— Start of EXERCISE INPUT —
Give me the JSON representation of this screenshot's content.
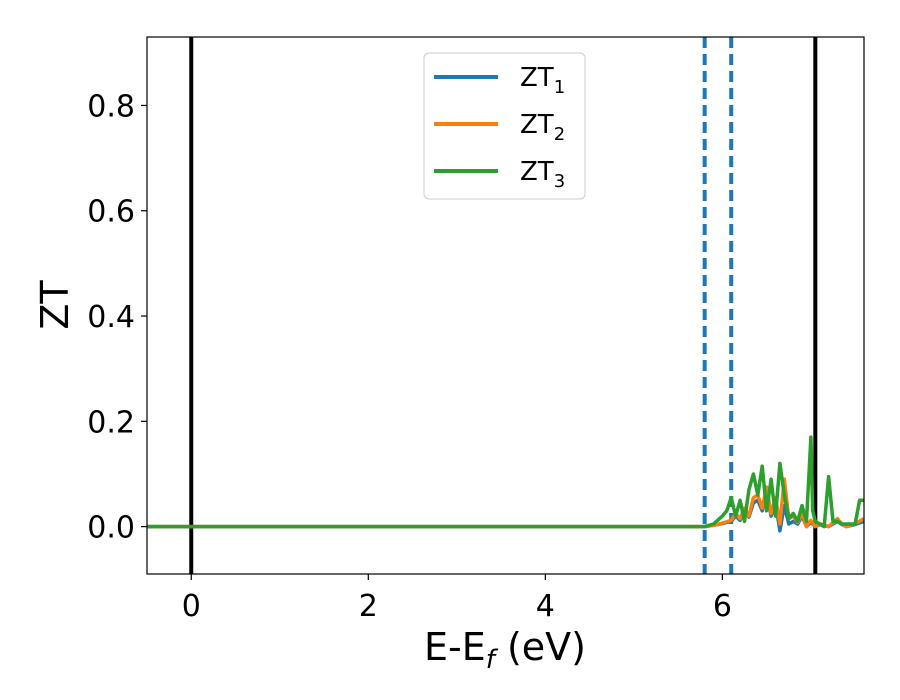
{
  "chart_data": {
    "type": "line",
    "xlabel": "E-E",
    "xlabel_sub": "f",
    "xlabel_unit": " (eV)",
    "ylabel": "ZT",
    "xlim": [
      -0.5,
      7.6
    ],
    "ylim": [
      -0.09,
      0.93
    ],
    "xticks": [
      0,
      2,
      4,
      6
    ],
    "xtick_labels": [
      "0",
      "2",
      "4",
      "6"
    ],
    "yticks": [
      0.0,
      0.2,
      0.4,
      0.6,
      0.8
    ],
    "ytick_labels": [
      "0.0",
      "0.2",
      "0.4",
      "0.6",
      "0.8"
    ],
    "grid": false,
    "legend_position": "top-center",
    "vertical_lines": [
      {
        "x": 0.0,
        "style": "solid",
        "color": "#000000"
      },
      {
        "x": 7.05,
        "style": "solid",
        "color": "#000000"
      },
      {
        "x": 5.8,
        "style": "dashed",
        "color": "#1f77b4"
      },
      {
        "x": 6.1,
        "style": "dashed",
        "color": "#1f77b4"
      }
    ],
    "series": [
      {
        "name": "ZT",
        "sub": "1",
        "color": "#1f77b4",
        "x": [
          -0.5,
          5.8,
          5.95,
          6.1,
          6.15,
          6.2,
          6.25,
          6.3,
          6.35,
          6.4,
          6.45,
          6.5,
          6.55,
          6.6,
          6.65,
          6.7,
          6.75,
          6.8,
          6.85,
          6.9,
          6.95,
          7.0,
          7.05,
          7.1,
          7.2,
          7.3,
          7.35,
          7.4,
          7.5,
          7.6
        ],
        "y": [
          0.0,
          0.0,
          0.004,
          0.01,
          0.02,
          0.012,
          0.03,
          0.018,
          0.045,
          0.05,
          0.03,
          0.065,
          0.02,
          0.045,
          -0.008,
          0.04,
          0.005,
          0.01,
          0.005,
          0.02,
          0.0,
          0.008,
          0.0,
          0.004,
          0.0,
          0.01,
          0.004,
          0.0,
          0.004,
          0.01
        ]
      },
      {
        "name": "ZT",
        "sub": "2",
        "color": "#ff7f0e",
        "x": [
          -0.5,
          5.8,
          5.95,
          6.1,
          6.15,
          6.2,
          6.25,
          6.3,
          6.35,
          6.4,
          6.45,
          6.5,
          6.55,
          6.6,
          6.65,
          6.7,
          6.75,
          6.8,
          6.85,
          6.9,
          6.95,
          7.0,
          7.05,
          7.1,
          7.2,
          7.3,
          7.35,
          7.4,
          7.5,
          7.6
        ],
        "y": [
          0.0,
          0.0,
          0.004,
          0.012,
          0.025,
          0.015,
          0.035,
          0.02,
          0.055,
          0.06,
          0.035,
          0.075,
          0.025,
          0.055,
          0.005,
          0.09,
          0.015,
          0.02,
          0.008,
          0.025,
          0.0,
          0.012,
          0.0,
          0.006,
          0.0,
          0.015,
          0.005,
          0.0,
          0.006,
          0.015
        ]
      },
      {
        "name": "ZT",
        "sub": "3",
        "color": "#2ca02c",
        "x": [
          -0.5,
          5.8,
          5.9,
          6.0,
          6.05,
          6.1,
          6.15,
          6.2,
          6.25,
          6.3,
          6.35,
          6.4,
          6.45,
          6.5,
          6.55,
          6.6,
          6.65,
          6.7,
          6.75,
          6.8,
          6.85,
          6.9,
          6.95,
          7.0,
          7.02,
          7.05,
          7.1,
          7.15,
          7.2,
          7.25,
          7.3,
          7.35,
          7.4,
          7.5,
          7.55,
          7.6
        ],
        "y": [
          0.0,
          0.0,
          0.005,
          0.02,
          0.03,
          0.055,
          0.02,
          0.05,
          0.01,
          0.07,
          0.1,
          0.06,
          0.115,
          0.03,
          0.09,
          0.02,
          0.12,
          0.06,
          0.015,
          0.025,
          0.01,
          0.04,
          0.01,
          0.17,
          0.03,
          0.01,
          0.005,
          0.0,
          0.095,
          0.01,
          0.01,
          0.005,
          0.005,
          0.005,
          0.05,
          0.05
        ]
      }
    ]
  }
}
— End of EXERCISE INPUT —
## WHAT YOU WILL DO
Locate the lines above that hold the word "color". Show every one of them.

## TASK RESULT
        "color": "#000000"
        "color": "#000000"
        "color": "#1f77b4"
        "color": "#1f77b4"
        "color": "#1f77b4",
        "color": "#ff7f0e",
        "color": "#2ca02c",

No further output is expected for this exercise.